■ Document text ■
---*---
I had been hit hard in the head by something, and quickly ran my hands over the back and side of my head and helmet to determine the damage. I completely expected my hands to become covered in blood. I had a terrifying moment where I realized I might have just sustained a fatal head injury, but was in the middle of the few remaining moments of consciousness before I faded out. My hands came back clean, and seconds passed without an onset of new sensations of pain in the back of my head. Maybe I was okay? Is that possible after a blow like that?

At the same time, everyone else was starting to stand up from wherever they dove for cover and check each other out. My girlfriend asked me if I was okay, and I had her check out the back of my head. "Whoa!" she said. "Are you sure you're okay?" As you can see from the images below, there was a large dent in my helmet, and a puncture a small distance below that. There's obviously no way to know for sure what would have happened to me if I hadn't had my helmet on. But having worked as a paramedic for a number of years, I feel I have a decent sense for what my skull would have looked like if the helmet hadn't been there to absorb the energy. Perhaps the wound wouldn't have been fatal - but I would have been looking at a serious head injury. Instead, I ended up with only a large scalp bruise, and even got in a few more pitches later that day (at another crag...). The foam of the helmet is cracked in multiple places, and compressed over a large area. It performed it's job perfectly - the foam compressed to absorb a significant amount of energy from the rock, and the rest was spread over a large enough area on my head to keep it from being a real problem.
---*---
■ Supplied data ■
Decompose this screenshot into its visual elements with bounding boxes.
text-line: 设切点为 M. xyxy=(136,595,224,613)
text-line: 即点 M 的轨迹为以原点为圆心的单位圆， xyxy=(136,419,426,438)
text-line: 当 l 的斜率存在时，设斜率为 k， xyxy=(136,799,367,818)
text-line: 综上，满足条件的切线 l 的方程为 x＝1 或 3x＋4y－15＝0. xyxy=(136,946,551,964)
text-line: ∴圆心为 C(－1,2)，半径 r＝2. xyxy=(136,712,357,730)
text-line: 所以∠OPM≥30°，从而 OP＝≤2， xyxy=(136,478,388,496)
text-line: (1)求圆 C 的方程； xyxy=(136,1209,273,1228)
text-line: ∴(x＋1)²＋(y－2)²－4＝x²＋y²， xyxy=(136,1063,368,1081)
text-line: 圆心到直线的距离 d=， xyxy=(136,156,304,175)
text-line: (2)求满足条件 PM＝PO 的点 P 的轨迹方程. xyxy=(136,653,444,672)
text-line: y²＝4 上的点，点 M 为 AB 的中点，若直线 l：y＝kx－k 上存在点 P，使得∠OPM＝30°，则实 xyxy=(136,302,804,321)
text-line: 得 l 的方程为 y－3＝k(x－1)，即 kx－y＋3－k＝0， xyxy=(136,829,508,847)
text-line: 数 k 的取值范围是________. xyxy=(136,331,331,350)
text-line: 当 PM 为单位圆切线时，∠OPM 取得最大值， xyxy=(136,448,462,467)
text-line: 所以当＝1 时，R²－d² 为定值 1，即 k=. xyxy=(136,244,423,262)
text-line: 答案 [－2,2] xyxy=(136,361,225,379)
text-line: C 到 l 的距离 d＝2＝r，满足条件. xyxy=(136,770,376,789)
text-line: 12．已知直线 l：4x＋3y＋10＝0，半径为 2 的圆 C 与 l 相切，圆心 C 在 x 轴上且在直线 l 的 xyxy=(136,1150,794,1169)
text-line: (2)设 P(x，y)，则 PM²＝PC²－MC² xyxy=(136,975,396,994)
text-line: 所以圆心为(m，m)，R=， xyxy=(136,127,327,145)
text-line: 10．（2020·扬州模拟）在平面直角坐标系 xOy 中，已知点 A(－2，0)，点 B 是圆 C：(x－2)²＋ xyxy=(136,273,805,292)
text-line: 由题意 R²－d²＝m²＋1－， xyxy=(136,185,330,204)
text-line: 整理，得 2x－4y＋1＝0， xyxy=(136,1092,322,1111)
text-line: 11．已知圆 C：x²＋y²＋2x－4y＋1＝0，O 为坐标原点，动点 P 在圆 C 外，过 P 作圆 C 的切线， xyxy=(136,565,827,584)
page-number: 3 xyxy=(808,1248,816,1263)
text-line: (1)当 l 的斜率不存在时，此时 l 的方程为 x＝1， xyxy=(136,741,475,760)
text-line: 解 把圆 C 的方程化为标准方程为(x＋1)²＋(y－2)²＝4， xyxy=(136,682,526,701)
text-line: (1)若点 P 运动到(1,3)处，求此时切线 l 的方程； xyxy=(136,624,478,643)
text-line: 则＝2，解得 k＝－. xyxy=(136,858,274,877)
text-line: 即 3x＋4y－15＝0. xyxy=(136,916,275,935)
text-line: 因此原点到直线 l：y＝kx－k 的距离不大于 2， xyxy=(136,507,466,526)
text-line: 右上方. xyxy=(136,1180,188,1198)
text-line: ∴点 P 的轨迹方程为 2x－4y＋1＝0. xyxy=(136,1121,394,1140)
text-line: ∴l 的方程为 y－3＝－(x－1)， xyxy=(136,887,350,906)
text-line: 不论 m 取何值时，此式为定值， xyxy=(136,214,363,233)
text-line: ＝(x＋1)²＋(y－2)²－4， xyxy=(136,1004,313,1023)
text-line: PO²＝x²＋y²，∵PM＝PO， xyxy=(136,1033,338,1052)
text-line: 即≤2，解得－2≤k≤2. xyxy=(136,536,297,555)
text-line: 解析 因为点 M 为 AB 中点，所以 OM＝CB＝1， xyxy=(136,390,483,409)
---*---
■ What you will do ■
a) Edit the helmet passage by giving it again, starting at "I had been hit" and ending at "blow like that?", with "blood" changed to "sweat".
b) According to the helmet passage, what injury did the narrator end up with?
c) List every kind of damage to the helmet that the helmet passage describes.
The rows have no connection to the helmet passage.

■ Answers to each task ■
a)
I had been hit hard in the head by something, and quickly ran my hands over the back and side of my head and helmet to determine the damage. I completely expected my hands to become covered in sweat. I had a terrifying moment where I realized I might have just sustained a fatal head injury, but was in the middle of the few remaining moments of consciousness before I faded out. My hands came back clean, and seconds passed without an onset of new sensations of pain in the back of my head. Maybe I was okay? Is that possible after a blow like that?

b) Only a large scalp bruise.

c)
- A large dent
- A puncture a small distance below the dent
- Foam cracked in multiple places
- Foam compressed over a large area